AIM: Restate all of the data exactly.

EXERCISE INPUT:
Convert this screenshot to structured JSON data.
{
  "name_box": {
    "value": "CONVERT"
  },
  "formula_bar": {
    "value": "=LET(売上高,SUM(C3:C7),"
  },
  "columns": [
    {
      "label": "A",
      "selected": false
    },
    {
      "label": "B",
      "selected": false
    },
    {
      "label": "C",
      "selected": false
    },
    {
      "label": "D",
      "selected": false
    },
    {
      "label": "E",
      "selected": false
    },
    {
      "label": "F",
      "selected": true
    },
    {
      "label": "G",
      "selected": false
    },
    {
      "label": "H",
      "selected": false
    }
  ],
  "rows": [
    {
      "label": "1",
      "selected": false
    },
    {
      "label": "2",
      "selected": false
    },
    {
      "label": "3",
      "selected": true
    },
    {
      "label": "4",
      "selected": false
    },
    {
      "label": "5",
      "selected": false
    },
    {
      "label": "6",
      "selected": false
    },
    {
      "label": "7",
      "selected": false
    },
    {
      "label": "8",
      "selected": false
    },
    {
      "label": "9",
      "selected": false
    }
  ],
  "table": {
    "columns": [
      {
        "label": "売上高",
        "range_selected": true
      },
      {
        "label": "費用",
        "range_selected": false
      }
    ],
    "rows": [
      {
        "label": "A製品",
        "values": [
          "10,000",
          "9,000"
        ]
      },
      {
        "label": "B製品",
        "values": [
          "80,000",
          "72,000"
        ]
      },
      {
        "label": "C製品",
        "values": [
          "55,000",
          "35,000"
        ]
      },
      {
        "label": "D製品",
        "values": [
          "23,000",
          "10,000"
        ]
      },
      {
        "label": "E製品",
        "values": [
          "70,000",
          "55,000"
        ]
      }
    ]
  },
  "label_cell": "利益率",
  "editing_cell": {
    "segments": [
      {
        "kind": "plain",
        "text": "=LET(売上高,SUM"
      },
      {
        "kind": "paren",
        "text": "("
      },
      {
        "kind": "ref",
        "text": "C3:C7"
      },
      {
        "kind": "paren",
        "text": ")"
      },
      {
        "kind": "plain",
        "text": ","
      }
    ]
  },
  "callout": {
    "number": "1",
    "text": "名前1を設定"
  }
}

RESPONSE:
Convert this screenshot to structured JSON data.
{
  "name_box": {
    "value": "CONVERT"
  },
  "formula_bar": {
    "value": "=LET(売上高,SUM(C3:C7),"
  },
  "columns": [
    {
      "label": "A",
      "selected": false
    },
    {
      "label": "B",
      "selected": false
    },
    {
      "label": "C",
      "selected": false
    },
    {
      "label": "D",
      "selected": false
    },
    {
      "label": "E",
      "selected": false
    },
    {
      "label": "F",
      "selected": true
    },
    {
      "label": "G",
      "selected": false
    },
    {
      "label": "H",
      "selected": false
    }
  ],
  "rows": [
    {
      "label": "1",
      "selected": false
    },
    {
      "label": "2",
      "selected": false
    },
    {
      "label": "3",
      "selected": true
    },
    {
      "label": "4",
      "selected": false
    },
    {
      "label": "5",
      "selected": false
    },
    {
      "label": "6",
      "selected": false
    },
    {
      "label": "7",
      "selected": false
    },
    {
      "label": "8",
      "selected": false
    },
    {
      "label": "9",
      "selected": false
    }
  ],
  "table": {
    "columns": [
      {
        "label": "売上高",
        "range_selected": true
      },
      {
        "label": "費用",
        "range_selected": false
      }
    ],
    "rows": [
      {
        "label": "A製品",
        "values": [
          "10,000",
          "9,000"
        ]
      },
      {
        "label": "B製品",
        "values": [
          "80,000",
          "72,000"
        ]
      },
      {
        "label": "C製品",
        "values": [
          "55,000",
          "35,000"
        ]
      },
      {
        "label": "D製品",
        "values": [
          "23,000",
          "10,000"
        ]
      },
      {
        "label": "E製品",
        "values": [
          "70,000",
          "55,000"
        ]
      }
    ]
  },
  "label_cell": "利益率",
  "editing_cell": {
    "segments": [
      {
        "kind": "plain",
        "text": "=LET(売上高,SUM"
      },
      {
        "kind": "paren",
        "text": "("
      },
      {
        "kind": "ref",
        "text": "C3:C7"
      },
      {
        "kind": "paren",
        "text": ")"
      },
      {
        "kind": "plain",
        "text": ","
      }
    ]
  },
  "callout": {
    "number": "1",
    "text": "名前1を設定"
  }
}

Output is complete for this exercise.